### ABOUT THIS EXERCISE
Copy out every line from the records that includes "difficulties".

──────── PROVIDED ENTRIES ────────

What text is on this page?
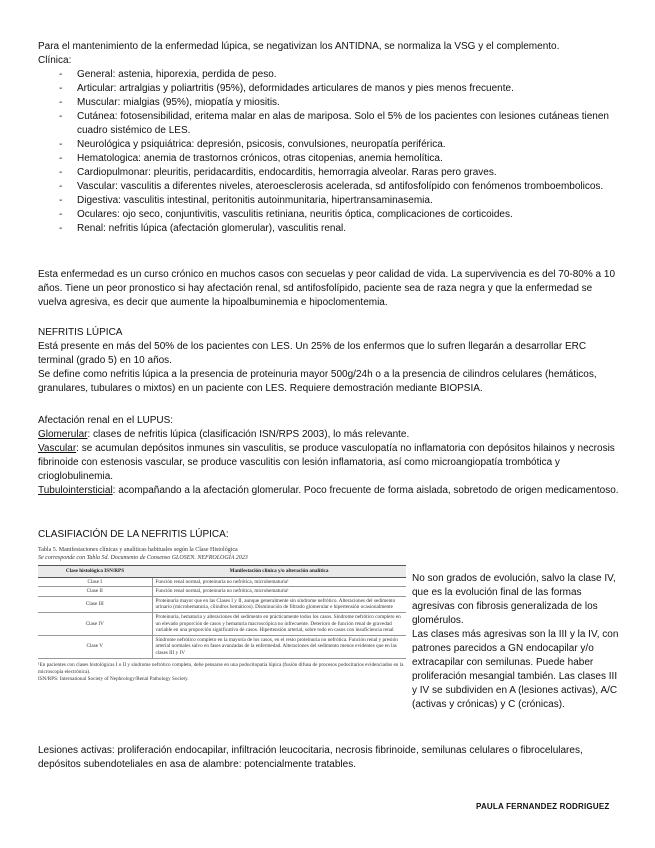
Para el mantenimiento de la enfermedad lúpica, se negativizan los ANTIDNA, se normaliza la VSG y el complemento.

Clínica:

- General: astenia, hiporexia, perdida de peso.
- Articular: artralgias y poliartritis (95%), deformidades articulares de manos y pies menos frecuente.
- Muscular: mialgias (95%), miopatía y miositis.
- Cutánea: fotosensibilidad, eritema malar en alas de mariposa. Solo el 5% de los pacientes con lesiones cutáneas tienen cuadro sistémico de LES.
- Neurológica y psiquiátrica: depresión, psicosis, convulsiones, neuropatía periférica.
- Hematologica: anemia de trastornos crónicos, otras citopenias, anemia hemolítica.
- Cardiopulmonar: pleuritis, peridacarditis, endocarditis, hemorragia alveolar. Raras pero graves.
- Vascular: vasculitis a diferentes niveles, ateroesclerosis acelerada, sd antifosfolípido con fenómenos tromboembolicos.
- Digestiva: vasculitis intestinal, peritonitis autoinmunitaria, hipertransaminasemia.
- Oculares: ojo seco, conjuntivitis, vasculitis retiniana, neuritis óptica, complicaciones de corticoides.
- Renal: nefritis lúpica (afectación glomerular), vasculitis renal.

Esta enfermedad es un curso crónico en muchos casos con secuelas y peor calidad de vida. La supervivencia es del 70-80% a 10 años. Tiene un peor pronostico si hay afectación renal, sd antifosfolípido, paciente sea de raza negra y que la enfermedad se vuelva agresiva, es decir que aumente la hipoalbuminemia e hipoclomentemia.

NEFRITIS LÚPICA

Está presente en más del 50% de los pacientes con LES. Un 25% de los enfermos que lo sufren llegarán a desarrollar ERC terminal (grado 5) en 10 años.

Se define como nefritis lúpica a la presencia de proteinuria mayor 500g/24h o a la presencia de cilindros celulares (hemáticos, granulares, tubulares o mixtos) en un paciente con LES. Requiere demostración mediante BIOPSIA.

Afectación renal en el LUPUS:

Glomerular: clases de nefritis lúpica (clasificación ISN/RPS 2003), lo más relevante.

Vascular: se acumulan depósitos inmunes sin vasculitis, se produce vasculopatía no inflamatoria con depósitos hilainos y necrosis fibrinoide con estenosis vascular, se produce vasculitis con lesión inflamatoria, así como microangiopatía trombótica y crioglobulinemia.

Tubulointersticial: acompañando a la afectación glomerular. Poco frecuente de forma aislada, sobretodo de origen medicamentoso.

CLASIFIACIÓN DE LA NEFRITIS LÚPICA:

Tabla 5. Manifestaciones clínicas y analíticas habituales según la Clase Histológica
Se corresponde con Tabla 5d. Documento de Consenso GLOSEN. NEFROLOGÍA 2023
Clase histológica ISN/RPS	Manifestación clínica y/o alteración analítica
Clase I	Función renal normal, proteinuria no nefrótica, microhematuria¹
Clase II	Función renal normal, proteinuria no nefrótica, microhematuria¹
Clase III	Proteinuria mayor que en las Clases I y II, aunque generalmente sin síndrome nefrótico. Alteraciones del sedimento urinario (microhematuria, cilindros hemáticos). Disminución de filtrado glomerular e hipertensión ocasionalmente
Clase IV	Proteinuria, hematuria y alteraciones del sedimento en prácticamente todos los casos. Síndrome nefrótico completo en un elevado proporción de casos y hematuria macroscópica no infrecuente. Deterioro de función renal de gravedad variable en una proporción significativa de casos. Hipertensión arterial, sobre todo en casos con insuficiencia renal
Clase V	Síndrome nefrótico completo en la mayoría de los casos, en el resto proteinuria no nefrótica. Función renal y presión arterial normales salvo en fases avanzadas de la enfermedad. Alteraciones del sedimento menos evidentes que en las clases III y IV
¹En pacientes con clases histológicas I o II y síndrome nefrótico completo, debe pensarse en una podocitopatía lúpica (fusión difusa de procesos podocitarios evidenciados en la microscopía electrónica).
ISN/RPS: International Society of Nephrology/Renal Pathology Society.

No son grados de evolución, salvo la clase IV, que es la evolución final de las formas agresivas con fibrosis generalizada de los glomérulos.

Las clases más agresivas son la III y la IV, con patrones parecidos a GN endocapilar y/o extracapilar con semilunas. Puede haber proliferación mesangial también. Las clases III y IV se subdividen en A (lesiones activas), A/C (activas y crónicas) y C (crónicas).

Lesiones activas: proliferación endocapilar, infiltración leucocitaria, necrosis fibrinoide, semilunas celulares o fibrocelulares, depósitos subendoteliales en asa de alambre: potencialmente tratables.

PAULA FERNANDEZ RODRIGUEZ
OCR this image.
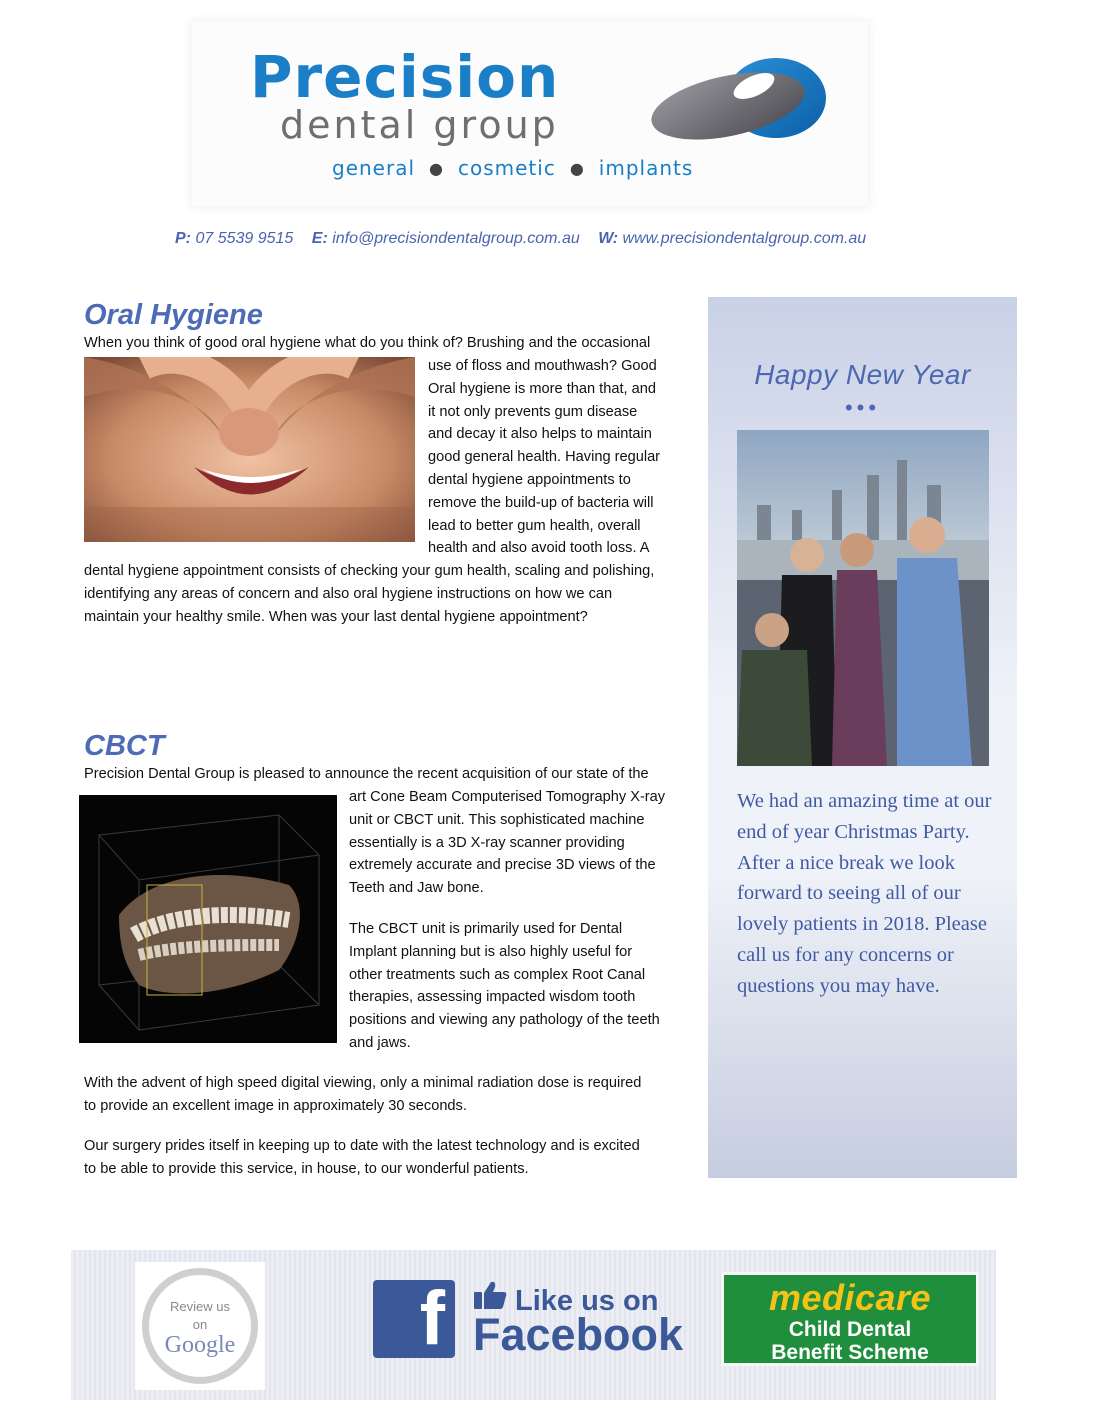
Precision
dental group
general ● cosmetic ● implants
P: 07 5539 9515 E: info@precisiondentalgroup.com.au W: www.precisiondentalgroup.com.au
Oral Hygiene
When you think of good oral hygiene what do you think of? Brushing and the occasional
use of floss and mouthwash? Good
Oral hygiene is more than that, and
it not only prevents gum disease
and decay it also helps to maintain
good general health. Having regular
dental hygiene appointments to
remove the build-up of bacteria will
lead to better gum health, overall
health and also avoid tooth loss. A
dental hygiene appointment consists of checking your gum health, scaling and polishing,
identifying any areas of concern and also oral hygiene instructions on how we can
maintain your healthy smile. When was your last dental hygiene appointment?
CBCT
Precision Dental Group is pleased to announce the recent acquisition of our state of the
art Cone Beam Computerised Tomography X-ray
unit or CBCT unit. This sophisticated machine
essentially is a 3D X-ray scanner providing
extremely accurate and precise 3D views of the
Teeth and Jaw bone.
The CBCT unit is primarily used for Dental
Implant planning but is also highly useful for
other treatments such as complex Root Canal
therapies, assessing impacted wisdom tooth
positions and viewing any pathology of the teeth
and jaws.
With the advent of high speed digital viewing, only a minimal radiation dose is required
to provide an excellent image in approximately 30 seconds.
Our surgery prides itself in keeping up to date with the latest technology and is excited
to be able to provide this service, in house, to our wonderful patients.
Happy New Year
•••
We had an amazing time at our end of year Christmas Party. After a nice break we look forward to seeing all of our lovely patients in 2018. Please call us for any concerns or questions you may have.
Review us
on
Google	f	Like us on
Facebook
medicare
Child Dental
Benefit Scheme
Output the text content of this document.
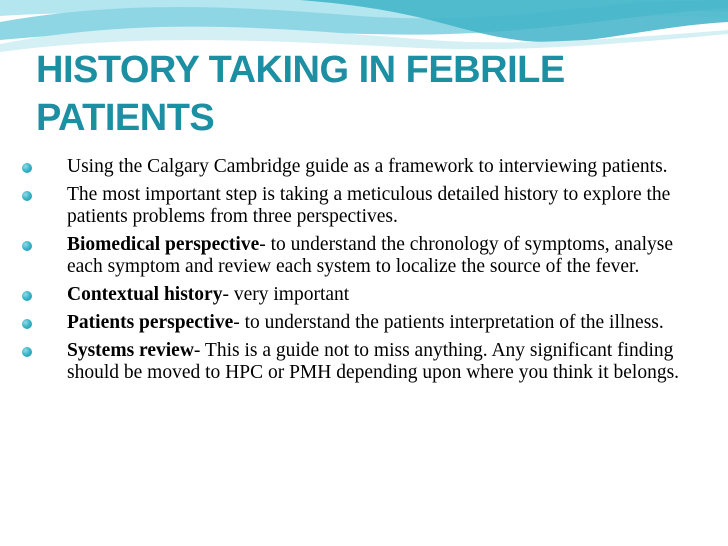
HISTORY TAKING IN FEBRILE PATIENTS
Using the Calgary Cambridge guide as a framework to interviewing patients.
The most important step is taking a meticulous detailed history to explore the patients problems from three perspectives.
Biomedical perspective- to understand the chronology of symptoms, analyse each symptom and review each system to localize the source of the fever.
Contextual history- very important
Patients perspective- to understand the patients interpretation of the illness.
Systems review- This is a guide not to miss anything. Any significant finding should be moved to HPC or PMH depending upon where you think it belongs.
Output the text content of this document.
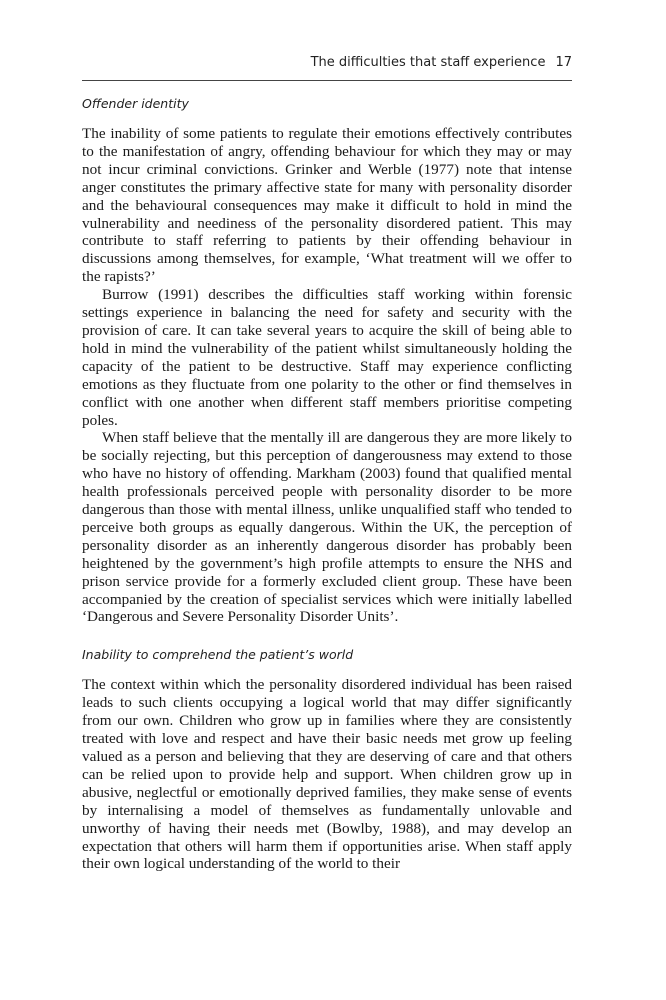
The difficulties that staff experience 17
Offender identity

The inability of some patients to regulate their emotions effectively contributes to the manifestation of angry, offending behaviour for which they may or may not incur criminal convictions. Grinker and Werble (1977) note that intense anger constitutes the primary affective state for many with personality disorder and the behavioural consequences may make it difficult to hold in mind the vulnerability and neediness of the personality disordered patient. This may contribute to staff referring to patients by their offending behaviour in discussions among themselves, for example, ‘What treatment will we offer to the rapists?’

Burrow (1991) describes the difficulties staff working within forensic settings experience in balancing the need for safety and security with the provision of care. It can take several years to acquire the skill of being able to hold in mind the vulnerability of the patient whilst simultaneously holding the capacity of the patient to be destructive. Staff may experience conflicting emotions as they fluctuate from one polarity to the other or find themselves in conflict with one another when different staff members prioritise competing poles.

When staff believe that the mentally ill are dangerous they are more likely to be socially rejecting, but this perception of dangerousness may extend to those who have no history of offending. Markham (2003) found that qualified mental health professionals perceived people with personality disorder to be more dangerous than those with mental illness, unlike unqualified staff who tended to perceive both groups as equally dangerous. Within the UK, the perception of personality disorder as an inherently dangerous disorder has probably been heightened by the government’s high profile attempts to ensure the NHS and prison service provide for a formerly excluded client group. These have been accompanied by the creation of specialist services which were initially labelled ‘Dangerous and Severe Personality Disorder Units’.

Inability to comprehend the patient’s world

The context within which the personality disordered individual has been raised leads to such clients occupying a logical world that may differ significantly from our own. Children who grow up in families where they are consistently treated with love and respect and have their basic needs met grow up feeling valued as a person and believing that they are deserving of care and that others can be relied upon to provide help and support. When children grow up in abusive, neglectful or emotionally deprived families, they make sense of events by internalising a model of themselves as fundamentally unlovable and unworthy of having their needs met (Bowlby, 1988), and may develop an expectation that others will harm them if opportunities arise. When staff apply their own logical understanding of the world to their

────────

### RESPONSE
The difficulties that staff experience 17
Burrow (1991) describes the difficulties staff working within forensic settings experience in balancing the need for safety and security with the provision of care. It can take several years to acquire the skill of being able to hold in mind the vulnerability of the patient whilst simultaneously holding the capacity of the patient to be destructive. Staff may experience conflicting emotions as they fluctuate from one polarity to the other or find themselves in conflict with one another when different staff members prioritise competing poles.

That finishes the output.